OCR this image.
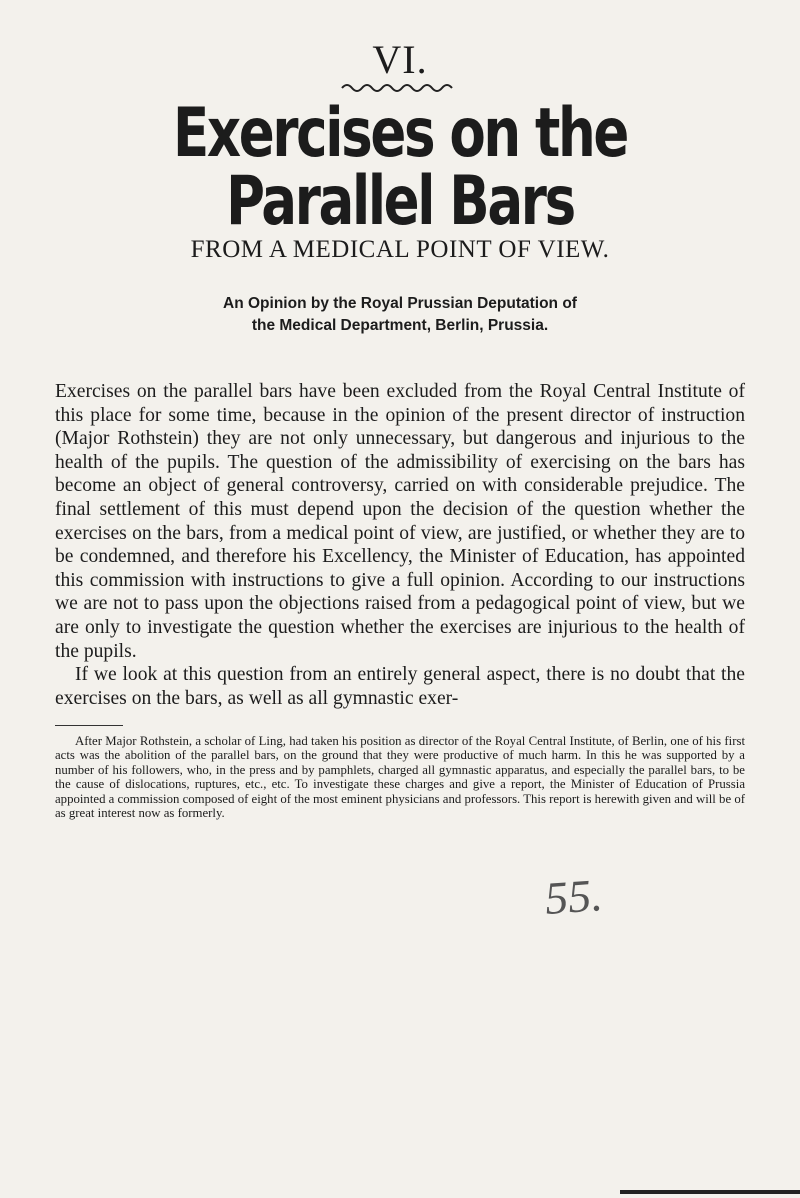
VI.
Exercises on the Parallel Bars
FROM A MEDICAL POINT OF VIEW.
An Opinion by the Royal Prussian Deputation of
the Medical Department, Berlin, Prussia.

Exercises on the parallel bars have been excluded from the Royal Central Institute of this place for some time, because in the opinion of the present director of instruction (Major Rothstein) they are not only unnecessary, but dangerous and injurious to the health of the pupils. The question of the admissibility of exercising on the bars has become an object of general controversy, carried on with considerable prejudice. The final settlement of this must depend upon the decision of the question whether the exercises on the bars, from a medical point of view, are justified, or whether they are to be condemned, and therefore his Excellency, the Minister of Education, has appointed this commission with instructions to give a full opinion. According to our instructions we are not to pass upon the objections raised from a pedagogical point of view, but we are only to investigate the question whether the exercises are injurious to the health of the pupils.

If we look at this question from an entirely general aspect, there is no doubt that the exercises on the bars, as well as all gymnastic exer-

After Major Rothstein, a scholar of Ling, had taken his position as director of the Royal Central Institute, of Berlin, one of his first acts was the abolition of the parallel bars, on the ground that they were productive of much harm. In this he was supported by a number of his followers, who, in the press and by pamphlets, charged all gymnastic apparatus, and especially the parallel bars, to be the cause of dislocations, ruptures, etc., etc. To investigate these charges and give a report, the Minister of Education of Prussia appointed a commission composed of eight of the most eminent physicians and professors. This report is herewith given and will be of as great interest now as formerly.

55.
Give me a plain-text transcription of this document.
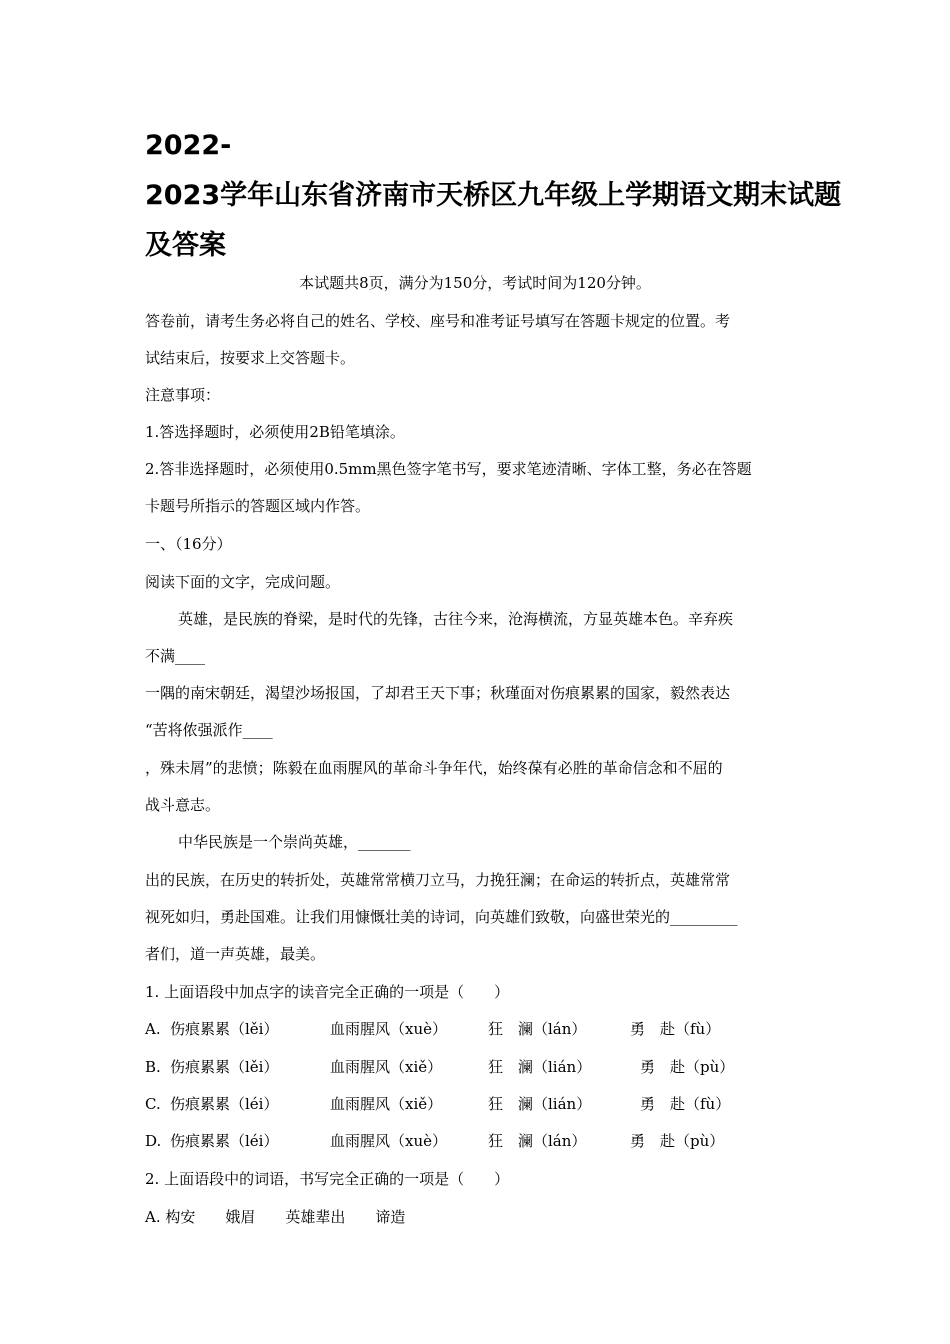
2022-
2023学年山东省济南市天桥区九年级上学期语文期末试题
及答案
本试题共8页，满分为150分，考试时间为120分钟。
答卷前，请考生务必将自己的姓名、学校、座号和准考证号填写在答题卡规定的位置。考
试结束后，按要求上交答题卡。
注意事项：
1.答选择题时，必须使用2B铅笔填涂。
2.答非选择题时，必须使用0.5mm黑色签字笔书写，要求笔迹清晰、字体工整，务必在答题
卡题号所指示的答题区域内作答。
一、（16分）
阅读下面的文字，完成问题。
英雄，是民族的脊梁，是时代的先锋，古往今来，沧海横流，方显英雄本色。辛弃疾
不满____
一隅的南宋朝廷，渴望沙场报国，了却君王天下事；秋瑾面对伤痕累累的国家，毅然表达
“苦将侬强派作____
，殊未屑”的悲愤；陈毅在血雨腥风的革命斗争年代，始终葆有必胜的革命信念和不屈的
战斗意志。
中华民族是一个崇尚英雄，_______
出的民族，在历史的转折处，英雄常常横刀立马，力挽狂澜；在命运的转折点，英雄常常
视死如归，勇赴国难。让我们用慷慨壮美的诗词，向英雄们致敬，向盛世荣光的_________
者们，道一声英雄，最美。
1. 上面语段中加点字的读音完全正确的一项是（　　）
A. 伤痕累累（lěi）	血雨腥风（xuè）	狂　澜（lán）	勇　赴（fù）
B. 伤痕累累（lěi）	血雨腥风（xiě）	狂　澜（lián）	勇　赴（pù）
C. 伤痕累累（léi）	血雨腥风（xiě）	狂　澜（lián）	勇　赴（fù）
D. 伤痕累累（léi）	血雨腥风（xuè）	狂　澜（lán）	勇　赴（pù）
2. 上面语段中的词语，书写完全正确的一项是（　　）
A. 构安　　娥眉　　英雄辈出　　谛造
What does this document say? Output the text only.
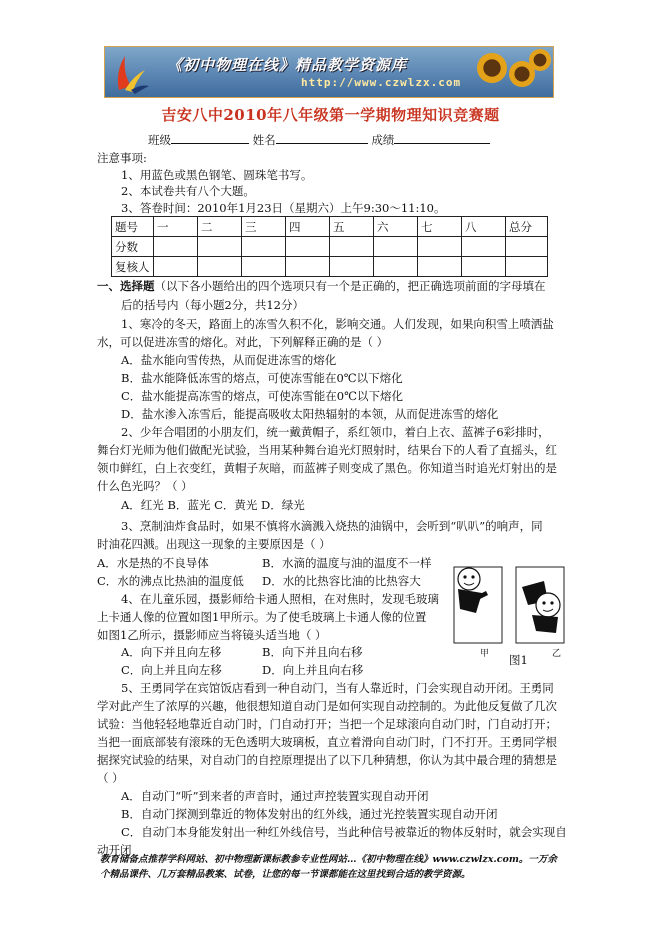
《初中物理在线》精品教学资源库
http://www.czwlzx.com
吉安八中2010年八年级第一学期物理知识竞赛题
班级	姓名	成绩
注意事项:
1、用蓝色或黑色钢笔、圆珠笔书写。
2、本试卷共有八个大题。
3、答卷时间：2010年1月23日（星期六）上午9:30～11:10。
题号	一	二	三	四	五	六	七	八	总分
分数									
复核人									
一、选择题（以下各小题给出的四个选项只有一个是正确的，把正确选项前面的字母填在
后的括号内（每小题2分，共12分）
1、寒冷的冬天，路面上的冻雪久积不化，影响交通。人们发现，如果向积雪上喷洒盐
水，可以促进冻雪的熔化。对此，下列解释正确的是（ ）
A．盐水能向雪传热，从而促进冻雪的熔化
B．盐水能降低冻雪的熔点，可使冻雪能在0℃以下熔化
C．盐水能提高冻雪的熔点，可使冻雪能在0℃以下熔化
D．盐水渗入冻雪后，能提高吸收太阳热辐射的本领，从而促进冻雪的熔化
2、少年合唱团的小朋友们，统一戴黄帽子，系红领巾，着白上衣、蓝裤子6彩排时，
舞台灯光师为他们做配光试验，当用某种舞台追光灯照射时，结果台下的人看了直摇头，红
领巾鲜红，白上衣变红，黄帽子灰暗，而蓝裤子则变成了黑色。你知道当时追光灯射出的是
什么色光吗？（ ）
A．红光 B．蓝光 C．黄光 D．绿光
3、烹制油炸食品时，如果不慎将水滴溅入烧热的油锅中，会听到“叭叭”的响声，同
时油花四溅。出现这一现象的主要原因是（ ）
A．水是热的不良导体	B．水滴的温度与油的温度不一样
C．水的沸点比热油的温度低 D．水的比热容比油的比热容大
4、在儿童乐园，摄影师给卡通人照相，在对焦时，发现毛玻璃
上卡通人像的位置如图1甲所示。为了使毛玻璃上卡通人像的位置
如图1乙所示，摄影师应当将镜头适当地（ ）
A．向下并且向左移	B．向下并且向右移
C．向上并且向左移	D．向上并且向右移
5、王勇同学在宾馆饭店看到一种自动门，当有人靠近时，门会实现自动开闭。王勇同
学对此产生了浓厚的兴趣，他很想知道自动门是如何实现自动控制的。为此他反复做了几次
试验：当他轻轻地靠近自动门时，门自动打开；当把一个足球滚向自动门时，门自动打开；
当把一面底部装有滚珠的无色透明大玻璃板，直立着滑向自动门时，门不打开。王勇同学根
据探究试验的结果，对自动门的自控原理提出了以下几种猜想，你认为其中最合理的猜想是
（ ）
A．自动门“听”到来者的声音时，通过声控装置实现自动开闭
B．自动门探测到靠近的物体发射出的红外线，通过光控装置实现自动开闭
C．自动门本身能发射出一种红外线信号，当此种信号被靠近的物体反射时，就会实现自
动开闭
甲 图1	乙
教育储备点推荐学科网站、初中物理新课标教参专业性网站…《初中物理在线》www.czwlzx.com。一万余
个精品课件、几万套精品教案、试卷，让您的每一节课都能在这里找到合适的教学资源。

* _Problem details_:
Every entry above is to be set down exactly; the pictures are to be left out.

* _Response for this exercise_:
OCR this image.
VI.
Exercises on the Parallel Bars
FROM A MEDICAL POINT OF VIEW.
An Opinion by the Royal Prussian Deputation of
the Medical Department, Berlin, Prussia.

Exercises on the parallel bars have been excluded from the Royal Central Institute of this place for some time, because in the opinion of the present director of instruction (Major Rothstein) they are not only unnecessary, but dangerous and injurious to the health of the pupils. The question of the admissibility of exercising on the bars has become an object of general controversy, carried on with considerable prejudice. The final settlement of this must depend upon the decision of the question whether the exercises on the bars, from a medical point of view, are justified, or whether they are to be condemned, and therefore his Excellency, the Minister of Education, has appointed this commission with instructions to give a full opinion. According to our instructions we are not to pass upon the objections raised from a pedagogical point of view, but we are only to investigate the question whether the exercises are injurious to the health of the pupils.

If we look at this question from an entirely general aspect, there is no doubt that the exercises on the bars, as well as all gymnastic exer-

After Major Rothstein, a scholar of Ling, had taken his position as director of the Royal Central Institute, of Berlin, one of his first acts was the abolition of the parallel bars, on the ground that they were productive of much harm. In this he was supported by a number of his followers, who, in the press and by pamphlets, charged all gymnastic apparatus, and especially the parallel bars, to be the cause of dislocations, ruptures, etc., etc. To investigate these charges and give a report, the Minister of Education of Prussia appointed a commission composed of eight of the most eminent physicians and professors. This report is herewith given and will be of as great interest now as formerly.

55.
Give me a plain-text transcription of this document.
2022-
2023学年山东省济南市天桥区九年级上学期语文期末试题
及答案
本试题共8页，满分为150分，考试时间为120分钟。
答卷前，请考生务必将自己的姓名、学校、座号和准考证号填写在答题卡规定的位置。考
试结束后，按要求上交答题卡。
注意事项：
1.答选择题时，必须使用2B铅笔填涂。
2.答非选择题时，必须使用0.5mm黑色签字笔书写，要求笔迹清晰、字体工整，务必在答题
卡题号所指示的答题区域内作答。
一、（16分）
阅读下面的文字，完成问题。
英雄，是民族的脊梁，是时代的先锋，古往今来，沧海横流，方显英雄本色。辛弃疾
不满____
一隅的南宋朝廷，渴望沙场报国，了却君王天下事；秋瑾面对伤痕累累的国家，毅然表达
“苦将侬强派作____
，殊未屑”的悲愤；陈毅在血雨腥风的革命斗争年代，始终葆有必胜的革命信念和不屈的
战斗意志。
中华民族是一个崇尚英雄，_______
出的民族，在历史的转折处，英雄常常横刀立马，力挽狂澜；在命运的转折点，英雄常常
视死如归，勇赴国难。让我们用慷慨壮美的诗词，向英雄们致敬，向盛世荣光的_________
者们，道一声英雄，最美。
1. 上面语段中加点字的读音完全正确的一项是（　　）
A. 伤痕累累（lěi）	血雨腥风（xuè）	狂　澜（lán）	勇　赴（fù）
B. 伤痕累累（lěi）	血雨腥风（xiě）	狂　澜（lián）	勇　赴（pù）
C. 伤痕累累（léi）	血雨腥风（xiě）	狂　澜（lián）	勇　赴（fù）
D. 伤痕累累（léi）	血雨腥风（xuè）	狂　澜（lán）	勇　赴（pù）
2. 上面语段中的词语，书写完全正确的一项是（　　）
A. 构安　　娥眉　　英雄辈出　　谛造
What does this document say? Output the text only.
《初中物理在线》精品教学资源库
http://www.czwlzx.com
吉安八中2010年八年级第一学期物理知识竞赛题
班级	姓名	成绩
注意事项:
1、用蓝色或黑色钢笔、圆珠笔书写。
2、本试卷共有八个大题。
3、答卷时间：2010年1月23日（星期六）上午9:30～11:10。
题号	一	二	三	四	五	六	七	八	总分
分数									
复核人									
一、选择题（以下各小题给出的四个选项只有一个是正确的，把正确选项前面的字母填在
后的括号内（每小题2分，共12分）
1、寒冷的冬天，路面上的冻雪久积不化，影响交通。人们发现，如果向积雪上喷洒盐
水，可以促进冻雪的熔化。对此，下列解释正确的是（ ）
A．盐水能向雪传热，从而促进冻雪的熔化
B．盐水能降低冻雪的熔点，可使冻雪能在0℃以下熔化
C．盐水能提高冻雪的熔点，可使冻雪能在0℃以下熔化
D．盐水渗入冻雪后，能提高吸收太阳热辐射的本领，从而促进冻雪的熔化
2、少年合唱团的小朋友们，统一戴黄帽子，系红领巾，着白上衣、蓝裤子6彩排时，
舞台灯光师为他们做配光试验，当用某种舞台追光灯照射时，结果台下的人看了直摇头，红
领巾鲜红，白上衣变红，黄帽子灰暗，而蓝裤子则变成了黑色。你知道当时追光灯射出的是
什么色光吗？（ ）
A．红光 B．蓝光 C．黄光 D．绿光
3、烹制油炸食品时，如果不慎将水滴溅入烧热的油锅中，会听到“叭叭”的响声，同
时油花四溅。出现这一现象的主要原因是（ ）
A．水是热的不良导体	B．水滴的温度与油的温度不一样
C．水的沸点比热油的温度低 D．水的比热容比油的比热容大
4、在儿童乐园，摄影师给卡通人照相，在对焦时，发现毛玻璃
上卡通人像的位置如图1甲所示。为了使毛玻璃上卡通人像的位置
如图1乙所示，摄影师应当将镜头适当地（ ）
A．向下并且向左移	B．向下并且向右移
C．向上并且向左移	D．向上并且向右移
5、王勇同学在宾馆饭店看到一种自动门，当有人靠近时，门会实现自动开闭。王勇同
学对此产生了浓厚的兴趣，他很想知道自动门是如何实现自动控制的。为此他反复做了几次
试验：当他轻轻地靠近自动门时，门自动打开；当把一个足球滚向自动门时，门自动打开；
当把一面底部装有滚珠的无色透明大玻璃板，直立着滑向自动门时，门不打开。王勇同学根
据探究试验的结果，对自动门的自控原理提出了以下几种猜想，你认为其中最合理的猜想是
（ ）
A．自动门“听”到来者的声音时，通过声控装置实现自动开闭
B．自动门探测到靠近的物体发射出的红外线，通过光控装置实现自动开闭
C．自动门本身能发射出一种红外线信号，当此种信号被靠近的物体反射时，就会实现自
动开闭
甲 图1	乙
教育储备点推荐学科网站、初中物理新课标教参专业性网站…《初中物理在线》www.czwlzx.com。一万余
个精品课件、几万套精品教案、试卷，让您的每一节课都能在这里找到合适的教学资源。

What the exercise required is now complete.